Which lines hold the string "kategorii"? Copy every one of them.
----------
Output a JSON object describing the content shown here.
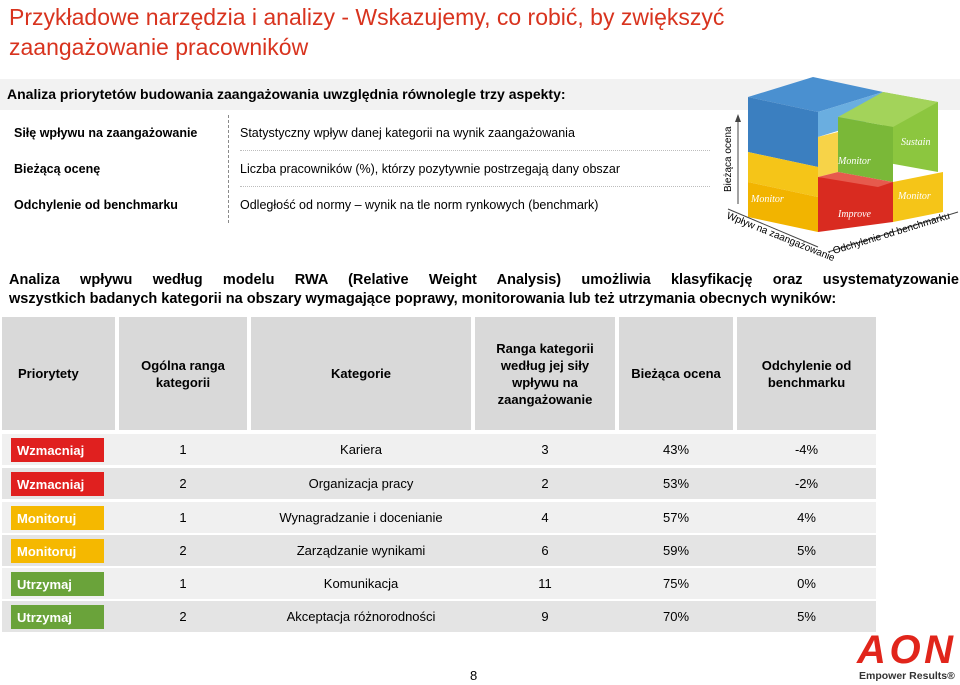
{
  "title": "Przykładowe narzędzia i analizy - Wskazujemy, co robić, by zwiększyć zaangażowanie pracowników",
  "subtitle": "Analiza priorytetów budowania zaangażowania uwzględnia równolegle trzy aspekty:",
  "aspects": [
    {
      "name": "Siłę wpływu na zaangażowanie",
      "desc": "Statystyczny wpływ danej kategorii na wynik zaangażowania"
    },
    {
      "name": "Bieżącą ocenę",
      "desc": "Liczba pracowników (%), którzy pozytywnie postrzegają dany obszar"
    },
    {
      "name": "Odchylenie od benchmarku",
      "desc": "Odległość od normy – wynik na tle norm rynkowych (benchmark)"
    }
  ],
  "cube": {
    "axis_vertical": "Bieżąca ocena",
    "axis_left": "Wpływ na zaangażowanie",
    "axis_right": "Odchylenie od benchmarku",
    "labels": {
      "monitor_top": "Monitor",
      "sustain": "Sustain",
      "monitor_left": "Monitor",
      "improve": "Improve",
      "monitor_right": "Monitor"
    },
    "colors": {
      "blue": "#3b82c4",
      "yellow": "#f2c21b",
      "green": "#7ab838",
      "red": "#d92b20"
    }
  },
  "intro_line1": "Analiza wpływu według modelu RWA (Relative Weight Analysis) umożliwia klasyfikację oraz usystematyzowanie",
  "intro_line2": "wszystkich badanych kategorii na obszary wymagające poprawy, monitorowania lub też utrzymania obecnych wyników:",
  "table": {
    "headers": [
      "Priorytety",
      "Ogólna ranga kategorii",
      "Kategorie",
      "Ranga kategorii według jej siły wpływu na zaangażowanie",
      "Bieżąca ocena",
      "Odchylenie od benchmarku"
    ],
    "rows": [
      {
        "priority": "Wzmacniaj",
        "color": "#e0201f",
        "rank": "1",
        "category": "Kariera",
        "impact_rank": "3",
        "score": "43%",
        "deviation": "-4%"
      },
      {
        "priority": "Wzmacniaj",
        "color": "#e0201f",
        "rank": "2",
        "category": "Organizacja pracy",
        "impact_rank": "2",
        "score": "53%",
        "deviation": "-2%"
      },
      {
        "priority": "Monitoruj",
        "color": "#f5b800",
        "rank": "1",
        "category": "Wynagradzanie i docenianie",
        "impact_rank": "4",
        "score": "57%",
        "deviation": "4%"
      },
      {
        "priority": "Monitoruj",
        "color": "#f5b800",
        "rank": "2",
        "category": "Zarządzanie wynikami",
        "impact_rank": "6",
        "score": "59%",
        "deviation": "5%"
      },
      {
        "priority": "Utrzymaj",
        "color": "#6aa33a",
        "rank": "1",
        "category": "Komunikacja",
        "impact_rank": "11",
        "score": "75%",
        "deviation": "0%"
      },
      {
        "priority": "Utrzymaj",
        "color": "#6aa33a",
        "rank": "2",
        "category": "Akceptacja różnorodności",
        "impact_rank": "9",
        "score": "70%",
        "deviation": "5%"
      }
    ]
  },
  "logo": {
    "brand": "AON",
    "tagline": "Empower Results®",
    "color": "#e1251b"
  },
  "page_number": "8"
}
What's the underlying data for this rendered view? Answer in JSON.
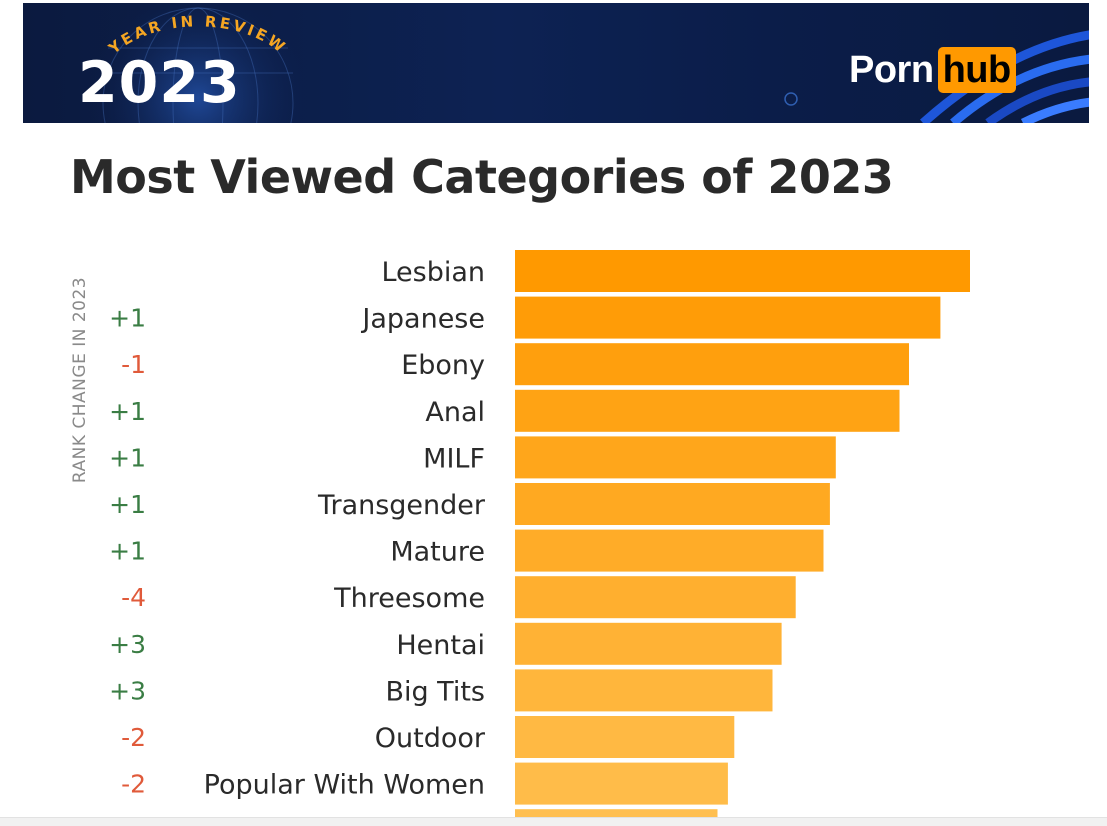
{
  "banner": {
    "tagline": "YEAR IN REVIEW",
    "year": "2023",
    "brand_left": "Porn",
    "brand_right": "hub",
    "colors": {
      "background": "#0d2253",
      "accent": "#ff9900",
      "tagline": "#f5a623"
    }
  },
  "side_label": "RANK CHANGE IN 2023",
  "chart_data": {
    "type": "bar",
    "orientation": "horizontal",
    "title": "Most Viewed Categories of 2023",
    "categories": [
      "Lesbian",
      "Japanese",
      "Ebony",
      "Anal",
      "MILF",
      "Transgender",
      "Mature",
      "Threesome",
      "Hentai",
      "Big Tits",
      "Outdoor",
      "Popular With Women"
    ],
    "values": [
      100,
      93.5,
      86.6,
      84.5,
      70.5,
      69.2,
      67.8,
      61.7,
      58.6,
      56.6,
      48.2,
      46.8
    ],
    "value_scale": "relative to top category = 100",
    "partially_visible_next_value": 44.5,
    "rank_change": [
      "",
      "+1",
      "-1",
      "+1",
      "+1",
      "+1",
      "+1",
      "-4",
      "+3",
      "+3",
      "-2",
      "-2"
    ],
    "colors": {
      "bar_top": "#ff9900",
      "bar_bottom": "#ffbf50",
      "rank_up": "#3a7d44",
      "rank_down": "#e05a3a"
    },
    "grid": false,
    "legend": "none"
  }
}
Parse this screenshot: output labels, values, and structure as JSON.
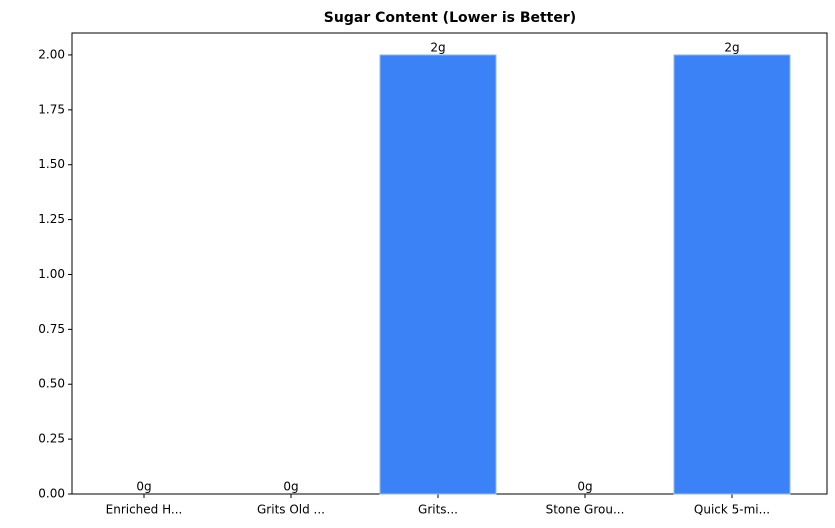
{
  "chart_data": {
    "type": "bar",
    "title": "Sugar Content (Lower is Better)",
    "categories": [
      "Enriched H...",
      "Grits Old ...",
      "Grits...",
      "Stone Grou...",
      "Quick 5-mi..."
    ],
    "values": [
      0,
      0,
      2,
      0,
      2
    ],
    "value_labels": [
      "0g",
      "0g",
      "2g",
      "0g",
      "2g"
    ],
    "color": "#3b82f6",
    "ylim": [
      0,
      2.1
    ],
    "yticks": [
      {
        "value": 0,
        "label": "0.00"
      },
      {
        "value": 0.25,
        "label": "0.25"
      },
      {
        "value": 0.5,
        "label": "0.50"
      },
      {
        "value": 0.75,
        "label": "0.75"
      },
      {
        "value": 1,
        "label": "1.00"
      },
      {
        "value": 1.25,
        "label": "1.25"
      },
      {
        "value": 1.5,
        "label": "1.50"
      },
      {
        "value": 1.75,
        "label": "1.75"
      },
      {
        "value": 2,
        "label": "2.00"
      }
    ],
    "grid": false
  }
}
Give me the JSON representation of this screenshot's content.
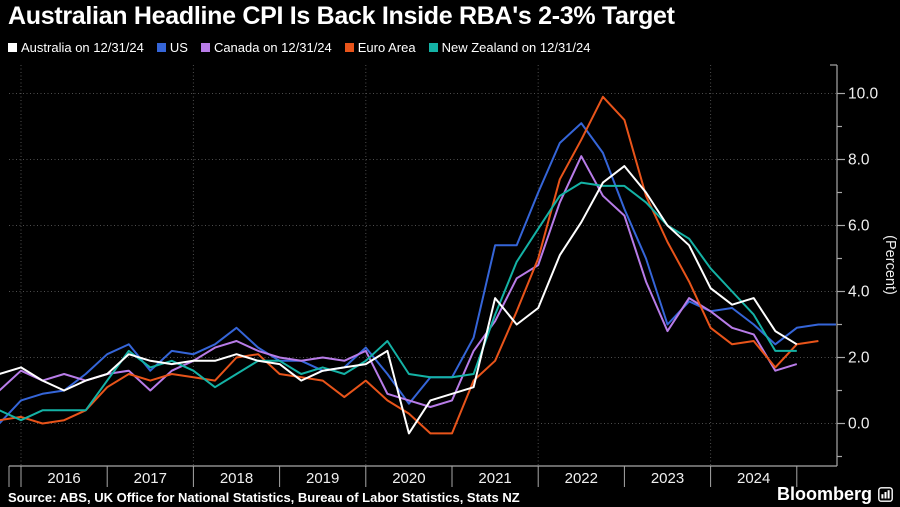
{
  "title": "Australian Headline CPI Is Back Inside RBA's 2-3% Target",
  "legend": {
    "items": [
      {
        "id": "australia",
        "label": "Australia on 12/31/24",
        "color": "#FFFFFF"
      },
      {
        "id": "us",
        "label": "US",
        "color": "#3565D8"
      },
      {
        "id": "canada",
        "label": "Canada on 12/31/24",
        "color": "#B87CE8"
      },
      {
        "id": "euro-area",
        "label": "Euro Area",
        "color": "#E8541A"
      },
      {
        "id": "new-zealand",
        "label": "New Zealand on 12/31/24",
        "color": "#14B2A5"
      }
    ]
  },
  "chart_data": {
    "type": "line",
    "title": "Australian Headline CPI Is Back Inside RBA's 2-3% Target",
    "ylabel_right": "(Percent)",
    "y_unit": "percent",
    "ylim": [
      -1.3,
      10.9
    ],
    "yticks_labeled": [
      0.0,
      2.0,
      4.0,
      6.0,
      8.0,
      10.0
    ],
    "yticks_minor": [
      -1.0,
      1.0,
      3.0,
      5.0,
      7.0,
      9.0
    ],
    "grid": "dotted",
    "x_frequency": "quarterly",
    "x_tick_years": [
      "2016",
      "2017",
      "2018",
      "2019",
      "2020",
      "2021",
      "2022",
      "2023",
      "2024"
    ],
    "x_gridline_years": [
      "2016",
      "2018",
      "2020",
      "2022",
      "2024"
    ],
    "x": [
      "2015Q3",
      "2015Q4",
      "2016Q1",
      "2016Q2",
      "2016Q3",
      "2016Q4",
      "2017Q1",
      "2017Q2",
      "2017Q3",
      "2017Q4",
      "2018Q1",
      "2018Q2",
      "2018Q3",
      "2018Q4",
      "2019Q1",
      "2019Q2",
      "2019Q3",
      "2019Q4",
      "2020Q1",
      "2020Q2",
      "2020Q3",
      "2020Q4",
      "2021Q1",
      "2021Q2",
      "2021Q3",
      "2021Q4",
      "2022Q1",
      "2022Q2",
      "2022Q3",
      "2022Q4",
      "2023Q1",
      "2023Q2",
      "2023Q3",
      "2023Q4",
      "2024Q1",
      "2024Q2",
      "2024Q3",
      "2024Q4",
      "2025Q1",
      "2025Q2"
    ],
    "series": [
      {
        "name": "Australia on 12/31/24",
        "id": "australia",
        "color": "#FFFFFF",
        "values": [
          1.5,
          1.7,
          1.3,
          1.0,
          1.3,
          1.5,
          2.1,
          1.9,
          1.8,
          1.9,
          1.9,
          2.1,
          1.9,
          1.8,
          1.3,
          1.6,
          1.7,
          1.8,
          2.2,
          -0.3,
          0.7,
          0.9,
          1.1,
          3.8,
          3.0,
          3.5,
          5.1,
          6.1,
          7.3,
          7.8,
          7.0,
          6.0,
          5.4,
          4.1,
          3.6,
          3.8,
          2.8,
          2.4
        ]
      },
      {
        "name": "US",
        "id": "us",
        "color": "#3565D8",
        "values": [
          0.0,
          0.7,
          0.9,
          1.0,
          1.5,
          2.1,
          2.4,
          1.6,
          2.2,
          2.1,
          2.4,
          2.9,
          2.3,
          1.9,
          1.9,
          1.6,
          1.7,
          2.3,
          1.5,
          0.6,
          1.4,
          1.4,
          2.6,
          5.4,
          5.4,
          7.0,
          8.5,
          9.1,
          8.2,
          6.5,
          5.0,
          3.0,
          3.7,
          3.4,
          3.5,
          3.0,
          2.4,
          2.9,
          3.0,
          3.0
        ]
      },
      {
        "name": "Canada on 12/31/24",
        "id": "canada",
        "color": "#B87CE8",
        "values": [
          1.0,
          1.6,
          1.3,
          1.5,
          1.3,
          1.5,
          1.6,
          1.0,
          1.6,
          1.9,
          2.3,
          2.5,
          2.2,
          2.0,
          1.9,
          2.0,
          1.9,
          2.2,
          0.9,
          0.7,
          0.5,
          0.7,
          2.2,
          3.1,
          4.4,
          4.8,
          6.7,
          8.1,
          6.9,
          6.3,
          4.3,
          2.8,
          3.8,
          3.4,
          2.9,
          2.7,
          1.6,
          1.8
        ]
      },
      {
        "name": "Euro Area",
        "id": "euro-area",
        "color": "#E8541A",
        "values": [
          0.1,
          0.2,
          0.0,
          0.1,
          0.4,
          1.1,
          1.5,
          1.3,
          1.5,
          1.4,
          1.3,
          2.0,
          2.1,
          1.5,
          1.4,
          1.3,
          0.8,
          1.3,
          0.7,
          0.3,
          -0.3,
          -0.3,
          1.3,
          1.9,
          3.4,
          5.0,
          7.4,
          8.6,
          9.9,
          9.2,
          6.9,
          5.5,
          4.3,
          2.9,
          2.4,
          2.5,
          1.7,
          2.4,
          2.5
        ]
      },
      {
        "name": "New Zealand on 12/31/24",
        "id": "new-zealand",
        "color": "#14B2A5",
        "values": [
          0.4,
          0.1,
          0.4,
          0.4,
          0.4,
          1.3,
          2.2,
          1.7,
          1.9,
          1.6,
          1.1,
          1.5,
          1.9,
          1.9,
          1.5,
          1.7,
          1.5,
          1.9,
          2.5,
          1.5,
          1.4,
          1.4,
          1.5,
          3.3,
          4.9,
          5.9,
          6.9,
          7.3,
          7.2,
          7.2,
          6.7,
          6.0,
          5.6,
          4.7,
          4.0,
          3.3,
          2.2,
          2.2
        ]
      }
    ],
    "legend_position": "top",
    "colors": {
      "background": "#000000",
      "grid": "#4E4E4E",
      "axis": "#A8A8A8",
      "tick_text": "#F0F0F0"
    }
  },
  "footer": {
    "source": "Source: ABS, UK Office for National Statistics, Bureau of Labor Statistics, Stats NZ",
    "brand": "Bloomberg"
  }
}
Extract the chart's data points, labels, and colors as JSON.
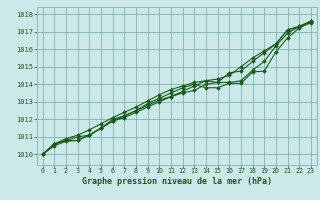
----------
The result =
      "desc": "Statystyczny wpływ danej kategorii na wynik zaangażowania"
  "intro_line2": "wszystkich badanych kategorii na obszary wymagające poprawy, monitorowania lub też utrzymania obecnych wyników:",
      "Ogólna ranga kategorii",
      "Ranga kategorii według jej siły wpływu na zaangażowanie",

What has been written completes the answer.